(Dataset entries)
....................

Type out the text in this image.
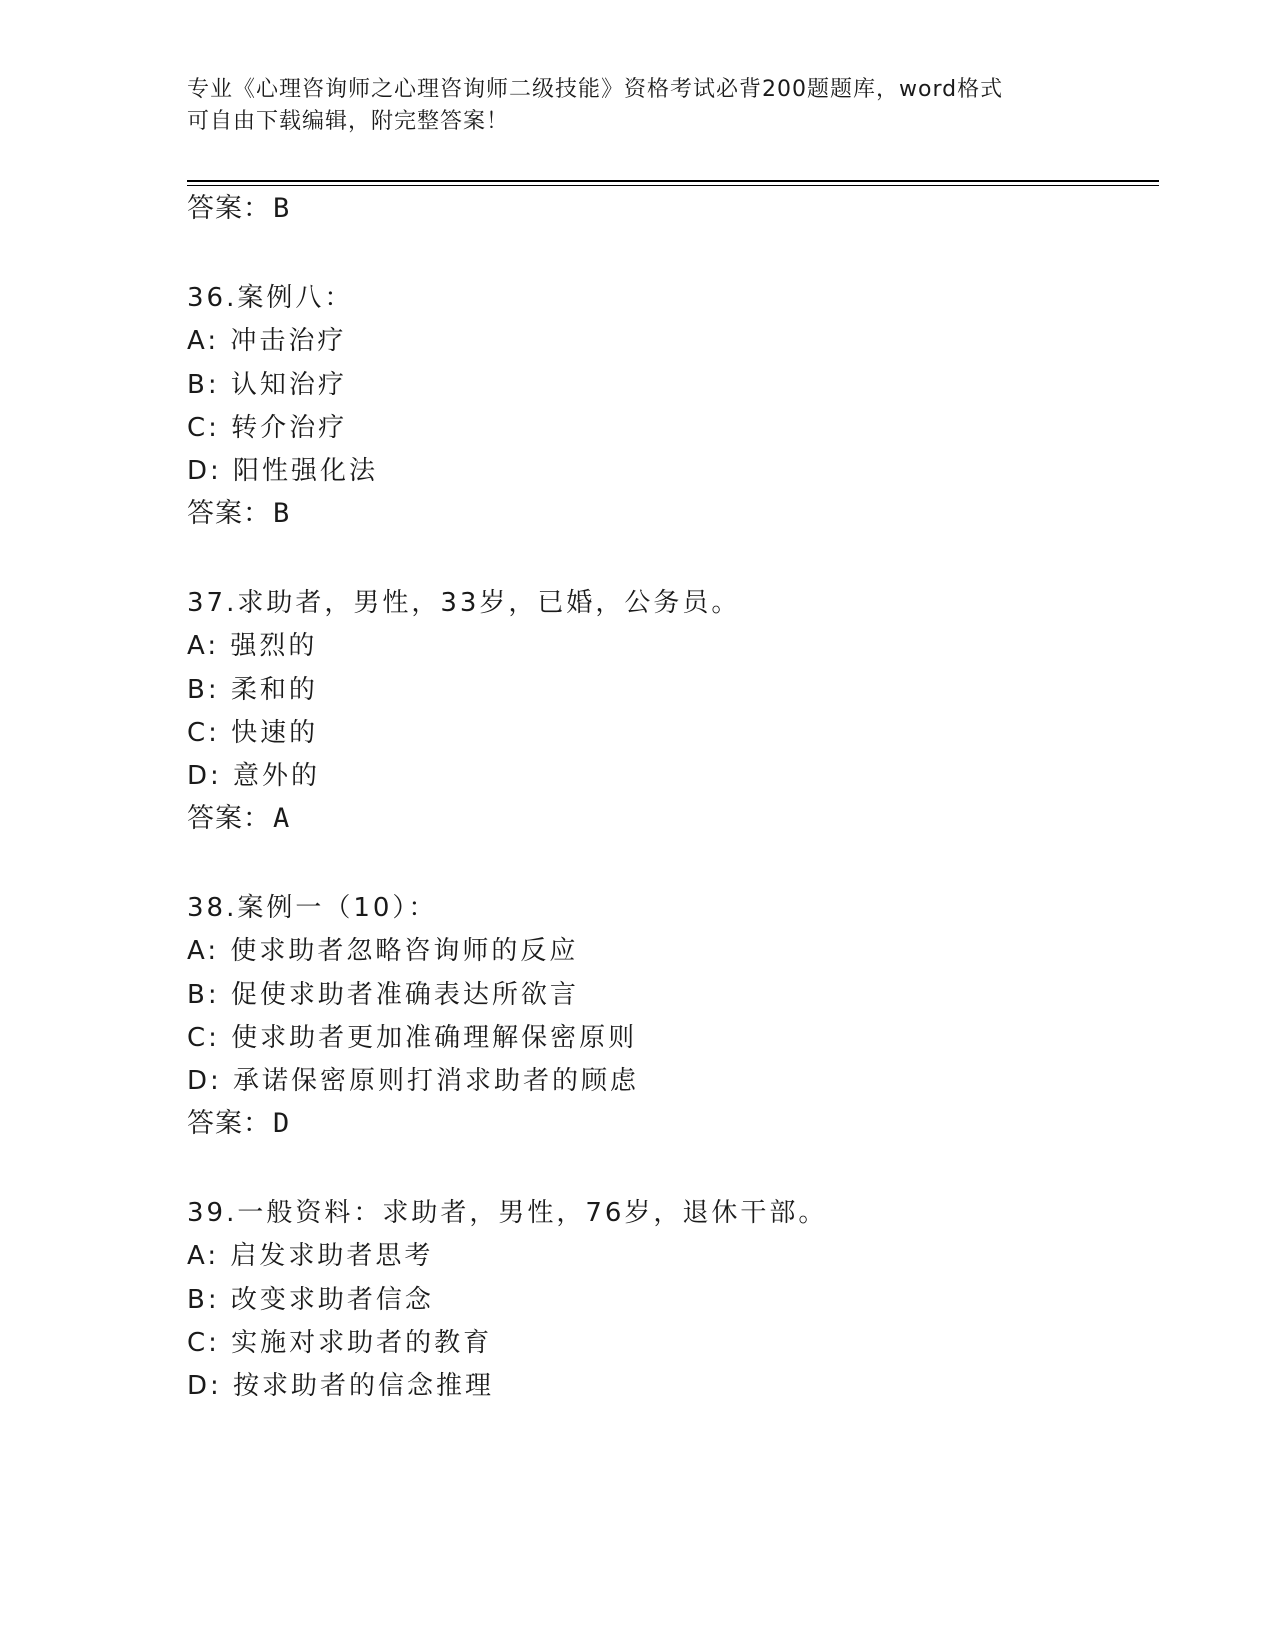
专业《心理咨询师之心理咨询师二级技能》资格考试必背200题题库，word格式
可自由下载编辑，附完整答案！
答案：B
36.案例八：
A: 冲击治疗
B: 认知治疗
C: 转介治疗
D: 阳性强化法
答案：B
37.求助者，男性，33岁，已婚，公务员。
A: 强烈的
B: 柔和的
C: 快速的
D: 意外的
答案：A
38.案例一（10）：
A: 使求助者忽略咨询师的反应
B: 促使求助者准确表达所欲言
C: 使求助者更加准确理解保密原则
D: 承诺保密原则打消求助者的顾虑
答案：D
39.一般资料：求助者，男性，76岁，退休干部。
A: 启发求助者思考
B: 改变求助者信念
C: 实施对求助者的教育
D: 按求助者的信念推理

....................

Directions –
Leave out the pictures and print each record exactly as it stands.

Answer to the exercise –
Type out the text in this image.
专业《心理咨询师之心理咨询师二级技能》资格考试必背200题题库，word格式
可自由下载编辑，附完整答案！
答案：B
36.案例八：
A: 冲击治疗
B: 认知治疗
C: 转介治疗
D: 阳性强化法
答案：B
37.求助者，男性，33岁，已婚，公务员。
A: 强烈的
B: 柔和的
C: 快速的
D: 意外的
答案：A
38.案例一（10）：
A: 使求助者忽略咨询师的反应
B: 促使求助者准确表达所欲言
C: 使求助者更加准确理解保密原则
D: 承诺保密原则打消求助者的顾虑
答案：D
39.一般资料：求助者，男性，76岁，退休干部。
A: 启发求助者思考
B: 改变求助者信念
C: 实施对求助者的教育
D: 按求助者的信念推理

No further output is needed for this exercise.